DO THIS. Edit the material below by replacing "bounding box" with "enclosing box" and keeping everything else the same.

DATA FOR THIS TASK.
************

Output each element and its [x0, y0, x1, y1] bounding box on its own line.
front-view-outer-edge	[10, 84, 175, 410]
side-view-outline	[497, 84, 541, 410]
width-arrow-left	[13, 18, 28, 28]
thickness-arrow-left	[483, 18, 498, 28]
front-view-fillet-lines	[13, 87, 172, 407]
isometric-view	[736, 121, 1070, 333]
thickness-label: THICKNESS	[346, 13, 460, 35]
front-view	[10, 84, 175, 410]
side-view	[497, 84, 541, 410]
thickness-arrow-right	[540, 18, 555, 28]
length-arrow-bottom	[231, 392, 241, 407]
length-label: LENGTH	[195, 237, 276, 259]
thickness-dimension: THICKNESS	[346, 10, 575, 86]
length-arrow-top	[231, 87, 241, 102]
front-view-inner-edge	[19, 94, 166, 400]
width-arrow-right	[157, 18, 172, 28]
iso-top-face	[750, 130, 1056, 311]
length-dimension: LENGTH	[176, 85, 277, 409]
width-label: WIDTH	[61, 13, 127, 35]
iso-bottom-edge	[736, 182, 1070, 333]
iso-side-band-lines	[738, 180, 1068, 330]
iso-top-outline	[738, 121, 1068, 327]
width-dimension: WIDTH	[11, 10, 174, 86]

************

WRITTEN SOLUTION.
Output each element and its [x0, y0, x1, y1] enclosing box on its own line.
front-view-outer-edge	[10, 84, 175, 410]
side-view-outline	[497, 84, 541, 410]
width-arrow-left	[13, 18, 28, 28]
thickness-arrow-left	[483, 18, 498, 28]
front-view-fillet-lines	[13, 87, 172, 407]
isometric-view	[736, 121, 1070, 333]
thickness-label: THICKNESS	[346, 13, 460, 35]
front-view	[10, 84, 175, 410]
side-view	[497, 84, 541, 410]
thickness-arrow-right	[540, 18, 555, 28]
length-arrow-bottom	[231, 392, 241, 407]
length-label: LENGTH	[195, 237, 276, 259]
thickness-dimension: THICKNESS	[346, 10, 575, 86]
length-arrow-top	[231, 87, 241, 102]
front-view-inner-edge	[19, 94, 166, 400]
width-arrow-right	[157, 18, 172, 28]
iso-top-face	[750, 130, 1056, 311]
length-dimension: LENGTH	[176, 85, 277, 409]
width-label: WIDTH	[61, 13, 127, 35]
iso-bottom-edge	[736, 182, 1070, 333]
iso-side-band-lines	[738, 180, 1068, 330]
iso-top-outline	[738, 121, 1068, 327]
width-dimension: WIDTH	[11, 10, 174, 86]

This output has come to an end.